[Figure record listings]
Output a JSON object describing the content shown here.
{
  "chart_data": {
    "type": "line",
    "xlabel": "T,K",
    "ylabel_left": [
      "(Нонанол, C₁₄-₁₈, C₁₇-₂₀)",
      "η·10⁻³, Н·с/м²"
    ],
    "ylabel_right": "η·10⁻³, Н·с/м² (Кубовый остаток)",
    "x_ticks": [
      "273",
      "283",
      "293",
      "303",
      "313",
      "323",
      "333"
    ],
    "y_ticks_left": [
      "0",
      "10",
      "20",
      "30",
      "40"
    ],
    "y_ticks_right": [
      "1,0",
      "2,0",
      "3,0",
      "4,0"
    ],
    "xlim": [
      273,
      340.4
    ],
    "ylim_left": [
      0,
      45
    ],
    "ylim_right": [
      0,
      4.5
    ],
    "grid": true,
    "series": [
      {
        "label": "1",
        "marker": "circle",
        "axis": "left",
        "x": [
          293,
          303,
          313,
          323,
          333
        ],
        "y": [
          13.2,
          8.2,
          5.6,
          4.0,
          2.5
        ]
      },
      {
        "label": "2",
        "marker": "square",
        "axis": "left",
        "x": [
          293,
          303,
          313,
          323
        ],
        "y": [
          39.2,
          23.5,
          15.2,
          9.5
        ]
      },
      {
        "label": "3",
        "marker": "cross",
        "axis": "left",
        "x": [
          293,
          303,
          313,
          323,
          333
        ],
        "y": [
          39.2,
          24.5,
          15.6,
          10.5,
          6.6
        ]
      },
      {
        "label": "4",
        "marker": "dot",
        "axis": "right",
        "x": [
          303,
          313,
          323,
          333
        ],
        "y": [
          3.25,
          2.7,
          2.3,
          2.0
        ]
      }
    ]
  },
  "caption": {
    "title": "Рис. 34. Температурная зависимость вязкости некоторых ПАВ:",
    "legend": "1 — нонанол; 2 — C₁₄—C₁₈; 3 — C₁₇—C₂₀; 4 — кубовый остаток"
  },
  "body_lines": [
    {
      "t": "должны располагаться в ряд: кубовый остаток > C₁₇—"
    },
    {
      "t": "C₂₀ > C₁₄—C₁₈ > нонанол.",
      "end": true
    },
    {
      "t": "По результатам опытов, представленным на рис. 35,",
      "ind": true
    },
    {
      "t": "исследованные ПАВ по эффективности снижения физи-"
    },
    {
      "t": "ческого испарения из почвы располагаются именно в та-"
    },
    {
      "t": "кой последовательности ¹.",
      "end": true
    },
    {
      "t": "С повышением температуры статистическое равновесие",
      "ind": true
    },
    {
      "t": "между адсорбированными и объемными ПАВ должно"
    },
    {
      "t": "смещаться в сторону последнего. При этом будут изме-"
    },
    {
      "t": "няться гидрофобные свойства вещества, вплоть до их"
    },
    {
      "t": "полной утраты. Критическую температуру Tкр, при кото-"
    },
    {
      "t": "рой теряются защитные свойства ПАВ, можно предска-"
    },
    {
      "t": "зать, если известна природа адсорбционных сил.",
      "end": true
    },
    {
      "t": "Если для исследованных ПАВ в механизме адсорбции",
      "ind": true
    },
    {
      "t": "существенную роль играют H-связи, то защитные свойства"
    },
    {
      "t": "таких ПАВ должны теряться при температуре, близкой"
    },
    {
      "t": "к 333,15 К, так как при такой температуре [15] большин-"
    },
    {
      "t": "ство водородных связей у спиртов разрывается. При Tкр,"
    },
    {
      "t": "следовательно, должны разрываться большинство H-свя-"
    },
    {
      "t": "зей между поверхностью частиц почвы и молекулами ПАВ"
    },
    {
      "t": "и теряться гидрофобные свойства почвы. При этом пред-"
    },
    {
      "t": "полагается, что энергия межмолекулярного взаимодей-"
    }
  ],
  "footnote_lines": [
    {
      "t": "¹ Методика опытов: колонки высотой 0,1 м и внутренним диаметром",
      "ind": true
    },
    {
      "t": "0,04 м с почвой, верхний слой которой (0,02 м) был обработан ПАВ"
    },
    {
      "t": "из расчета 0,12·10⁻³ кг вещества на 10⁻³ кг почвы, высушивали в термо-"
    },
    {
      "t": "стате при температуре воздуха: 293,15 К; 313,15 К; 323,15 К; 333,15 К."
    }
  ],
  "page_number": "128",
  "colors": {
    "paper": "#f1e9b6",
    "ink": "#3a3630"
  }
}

> Task to carry out
Your task is to reproduce all of the records exactly.

> Full answer
Output a JSON object describing the content shown here.
{
  "chart_data": {
    "type": "line",
    "xlabel": "T,K",
    "ylabel_left": [
      "(Нонанол, C₁₄-₁₈, C₁₇-₂₀)",
      "η·10⁻³, Н·с/м²"
    ],
    "ylabel_right": "η·10⁻³, Н·с/м² (Кубовый остаток)",
    "x_ticks": [
      "273",
      "283",
      "293",
      "303",
      "313",
      "323",
      "333"
    ],
    "y_ticks_left": [
      "0",
      "10",
      "20",
      "30",
      "40"
    ],
    "y_ticks_right": [
      "1,0",
      "2,0",
      "3,0",
      "4,0"
    ],
    "xlim": [
      273,
      340.4
    ],
    "ylim_left": [
      0,
      45
    ],
    "ylim_right": [
      0,
      4.5
    ],
    "grid": true,
    "series": [
      {
        "label": "1",
        "marker": "circle",
        "axis": "left",
        "x": [
          293,
          303,
          313,
          323,
          333
        ],
        "y": [
          13.2,
          8.2,
          5.6,
          4.0,
          2.5
        ]
      },
      {
        "label": "2",
        "marker": "square",
        "axis": "left",
        "x": [
          293,
          303,
          313,
          323
        ],
        "y": [
          39.2,
          23.5,
          15.2,
          9.5
        ]
      },
      {
        "label": "3",
        "marker": "cross",
        "axis": "left",
        "x": [
          293,
          303,
          313,
          323,
          333
        ],
        "y": [
          39.2,
          24.5,
          15.6,
          10.5,
          6.6
        ]
      },
      {
        "label": "4",
        "marker": "dot",
        "axis": "right",
        "x": [
          303,
          313,
          323,
          333
        ],
        "y": [
          3.25,
          2.7,
          2.3,
          2.0
        ]
      }
    ]
  },
  "caption": {
    "title": "Рис. 34. Температурная зависимость вязкости некоторых ПАВ:",
    "legend": "1 — нонанол; 2 — C₁₄—C₁₈; 3 — C₁₇—C₂₀; 4 — кубовый остаток"
  },
  "body_lines": [
    {
      "t": "должны располагаться в ряд: кубовый остаток > C₁₇—"
    },
    {
      "t": "C₂₀ > C₁₄—C₁₈ > нонанол.",
      "end": true
    },
    {
      "t": "По результатам опытов, представленным на рис. 35,",
      "ind": true
    },
    {
      "t": "исследованные ПАВ по эффективности снижения физи-"
    },
    {
      "t": "ческого испарения из почвы располагаются именно в та-"
    },
    {
      "t": "кой последовательности ¹.",
      "end": true
    },
    {
      "t": "С повышением температуры статистическое равновесие",
      "ind": true
    },
    {
      "t": "между адсорбированными и объемными ПАВ должно"
    },
    {
      "t": "смещаться в сторону последнего. При этом будут изме-"
    },
    {
      "t": "няться гидрофобные свойства вещества, вплоть до их"
    },
    {
      "t": "полной утраты. Критическую температуру Tкр, при кото-"
    },
    {
      "t": "рой теряются защитные свойства ПАВ, можно предска-"
    },
    {
      "t": "зать, если известна природа адсорбционных сил.",
      "end": true
    },
    {
      "t": "Если для исследованных ПАВ в механизме адсорбции",
      "ind": true
    },
    {
      "t": "существенную роль играют H-связи, то защитные свойства"
    },
    {
      "t": "таких ПАВ должны теряться при температуре, близкой"
    },
    {
      "t": "к 333,15 К, так как при такой температуре [15] большин-"
    },
    {
      "t": "ство водородных связей у спиртов разрывается. При Tкр,"
    },
    {
      "t": "следовательно, должны разрываться большинство H-свя-"
    },
    {
      "t": "зей между поверхностью частиц почвы и молекулами ПАВ"
    },
    {
      "t": "и теряться гидрофобные свойства почвы. При этом пред-"
    },
    {
      "t": "полагается, что энергия межмолекулярного взаимодей-"
    }
  ],
  "footnote_lines": [
    {
      "t": "¹ Методика опытов: колонки высотой 0,1 м и внутренним диаметром",
      "ind": true
    },
    {
      "t": "0,04 м с почвой, верхний слой которой (0,02 м) был обработан ПАВ"
    },
    {
      "t": "из расчета 0,12·10⁻³ кг вещества на 10⁻³ кг почвы, высушивали в термо-"
    },
    {
      "t": "стате при температуре воздуха: 293,15 К; 313,15 К; 323,15 К; 333,15 К."
    }
  ],
  "page_number": "128",
  "colors": {
    "paper": "#f1e9b6",
    "ink": "#3a3630"
  }
}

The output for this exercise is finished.